## Required work
Output the entries verbatim, including every line.

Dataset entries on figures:
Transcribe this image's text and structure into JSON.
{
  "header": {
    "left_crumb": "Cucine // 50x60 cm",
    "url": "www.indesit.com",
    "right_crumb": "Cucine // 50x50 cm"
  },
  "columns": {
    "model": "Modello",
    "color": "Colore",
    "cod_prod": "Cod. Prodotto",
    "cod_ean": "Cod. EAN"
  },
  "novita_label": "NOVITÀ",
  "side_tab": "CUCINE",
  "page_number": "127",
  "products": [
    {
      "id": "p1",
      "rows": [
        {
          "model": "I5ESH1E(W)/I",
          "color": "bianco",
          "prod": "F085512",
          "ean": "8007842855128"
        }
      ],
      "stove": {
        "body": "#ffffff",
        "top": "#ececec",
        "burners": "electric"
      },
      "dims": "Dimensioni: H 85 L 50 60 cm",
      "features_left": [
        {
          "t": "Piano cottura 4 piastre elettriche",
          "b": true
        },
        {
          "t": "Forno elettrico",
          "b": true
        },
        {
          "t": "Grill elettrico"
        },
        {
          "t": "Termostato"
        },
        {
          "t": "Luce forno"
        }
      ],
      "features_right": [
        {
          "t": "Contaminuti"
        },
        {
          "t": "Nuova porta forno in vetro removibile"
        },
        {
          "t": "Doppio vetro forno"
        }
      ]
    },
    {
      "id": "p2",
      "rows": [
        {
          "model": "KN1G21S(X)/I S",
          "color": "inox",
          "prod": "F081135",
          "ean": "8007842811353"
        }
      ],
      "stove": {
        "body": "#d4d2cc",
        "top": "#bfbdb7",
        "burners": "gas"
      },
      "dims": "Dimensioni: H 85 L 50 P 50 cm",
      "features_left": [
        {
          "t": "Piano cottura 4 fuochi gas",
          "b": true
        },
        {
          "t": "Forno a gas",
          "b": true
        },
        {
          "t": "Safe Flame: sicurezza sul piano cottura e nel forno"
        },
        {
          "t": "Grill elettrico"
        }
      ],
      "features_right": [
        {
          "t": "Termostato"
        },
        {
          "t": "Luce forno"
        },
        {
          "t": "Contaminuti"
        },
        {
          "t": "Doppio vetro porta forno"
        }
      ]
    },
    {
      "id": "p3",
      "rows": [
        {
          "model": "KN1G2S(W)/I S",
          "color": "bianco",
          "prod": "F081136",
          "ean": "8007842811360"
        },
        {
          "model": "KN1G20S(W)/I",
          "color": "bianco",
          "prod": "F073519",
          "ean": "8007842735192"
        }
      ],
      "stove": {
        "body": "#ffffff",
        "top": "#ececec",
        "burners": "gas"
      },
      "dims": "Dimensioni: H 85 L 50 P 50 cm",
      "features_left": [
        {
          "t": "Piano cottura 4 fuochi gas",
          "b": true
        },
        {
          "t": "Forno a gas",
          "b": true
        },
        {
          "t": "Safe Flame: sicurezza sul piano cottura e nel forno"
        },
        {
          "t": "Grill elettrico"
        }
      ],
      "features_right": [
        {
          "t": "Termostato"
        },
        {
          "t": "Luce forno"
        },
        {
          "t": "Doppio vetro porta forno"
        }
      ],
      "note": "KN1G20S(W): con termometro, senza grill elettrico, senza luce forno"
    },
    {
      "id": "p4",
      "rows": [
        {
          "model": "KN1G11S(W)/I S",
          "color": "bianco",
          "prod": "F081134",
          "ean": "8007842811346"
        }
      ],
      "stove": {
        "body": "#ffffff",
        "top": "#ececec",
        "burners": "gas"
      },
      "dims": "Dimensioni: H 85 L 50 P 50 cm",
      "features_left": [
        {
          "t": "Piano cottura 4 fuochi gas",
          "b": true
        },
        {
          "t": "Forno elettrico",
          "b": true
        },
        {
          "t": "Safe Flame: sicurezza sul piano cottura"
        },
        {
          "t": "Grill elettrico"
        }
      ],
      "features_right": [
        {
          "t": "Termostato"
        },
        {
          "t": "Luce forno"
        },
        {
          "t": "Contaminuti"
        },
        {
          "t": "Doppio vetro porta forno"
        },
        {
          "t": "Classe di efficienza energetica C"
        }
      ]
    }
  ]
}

## Expected answer
Transcribe this image's text and structure into JSON.
{
  "header": {
    "left_crumb": "Cucine // 50x60 cm",
    "url": "www.indesit.com",
    "right_crumb": "Cucine // 50x50 cm"
  },
  "columns": {
    "model": "Modello",
    "color": "Colore",
    "cod_prod": "Cod. Prodotto",
    "cod_ean": "Cod. EAN"
  },
  "novita_label": "NOVITÀ",
  "side_tab": "CUCINE",
  "page_number": "127",
  "products": [
    {
      "id": "p1",
      "rows": [
        {
          "model": "I5ESH1E(W)/I",
          "color": "bianco",
          "prod": "F085512",
          "ean": "8007842855128"
        }
      ],
      "stove": {
        "body": "#ffffff",
        "top": "#ececec",
        "burners": "electric"
      },
      "dims": "Dimensioni: H 85 L 50 60 cm",
      "features_left": [
        {
          "t": "Piano cottura 4 piastre elettriche",
          "b": true
        },
        {
          "t": "Forno elettrico",
          "b": true
        },
        {
          "t": "Grill elettrico"
        },
        {
          "t": "Termostato"
        },
        {
          "t": "Luce forno"
        }
      ],
      "features_right": [
        {
          "t": "Contaminuti"
        },
        {
          "t": "Nuova porta forno in vetro removibile"
        },
        {
          "t": "Doppio vetro forno"
        }
      ]
    },
    {
      "id": "p2",
      "rows": [
        {
          "model": "KN1G21S(X)/I S",
          "color": "inox",
          "prod": "F081135",
          "ean": "8007842811353"
        }
      ],
      "stove": {
        "body": "#d4d2cc",
        "top": "#bfbdb7",
        "burners": "gas"
      },
      "dims": "Dimensioni: H 85 L 50 P 50 cm",
      "features_left": [
        {
          "t": "Piano cottura 4 fuochi gas",
          "b": true
        },
        {
          "t": "Forno a gas",
          "b": true
        },
        {
          "t": "Safe Flame: sicurezza sul piano cottura e nel forno"
        },
        {
          "t": "Grill elettrico"
        }
      ],
      "features_right": [
        {
          "t": "Termostato"
        },
        {
          "t": "Luce forno"
        },
        {
          "t": "Contaminuti"
        },
        {
          "t": "Doppio vetro porta forno"
        }
      ]
    },
    {
      "id": "p3",
      "rows": [
        {
          "model": "KN1G2S(W)/I S",
          "color": "bianco",
          "prod": "F081136",
          "ean": "8007842811360"
        },
        {
          "model": "KN1G20S(W)/I",
          "color": "bianco",
          "prod": "F073519",
          "ean": "8007842735192"
        }
      ],
      "stove": {
        "body": "#ffffff",
        "top": "#ececec",
        "burners": "gas"
      },
      "dims": "Dimensioni: H 85 L 50 P 50 cm",
      "features_left": [
        {
          "t": "Piano cottura 4 fuochi gas",
          "b": true
        },
        {
          "t": "Forno a gas",
          "b": true
        },
        {
          "t": "Safe Flame: sicurezza sul piano cottura e nel forno"
        },
        {
          "t": "Grill elettrico"
        }
      ],
      "features_right": [
        {
          "t": "Termostato"
        },
        {
          "t": "Luce forno"
        },
        {
          "t": "Doppio vetro porta forno"
        }
      ],
      "note": "KN1G20S(W): con termometro, senza grill elettrico, senza luce forno"
    },
    {
      "id": "p4",
      "rows": [
        {
          "model": "KN1G11S(W)/I S",
          "color": "bianco",
          "prod": "F081134",
          "ean": "8007842811346"
        }
      ],
      "stove": {
        "body": "#ffffff",
        "top": "#ececec",
        "burners": "gas"
      },
      "dims": "Dimensioni: H 85 L 50 P 50 cm",
      "features_left": [
        {
          "t": "Piano cottura 4 fuochi gas",
          "b": true
        },
        {
          "t": "Forno elettrico",
          "b": true
        },
        {
          "t": "Safe Flame: sicurezza sul piano cottura"
        },
        {
          "t": "Grill elettrico"
        }
      ],
      "features_right": [
        {
          "t": "Termostato"
        },
        {
          "t": "Luce forno"
        },
        {
          "t": "Contaminuti"
        },
        {
          "t": "Doppio vetro porta forno"
        },
        {
          "t": "Classe di efficienza energetica C"
        }
      ]
    }
  ]
}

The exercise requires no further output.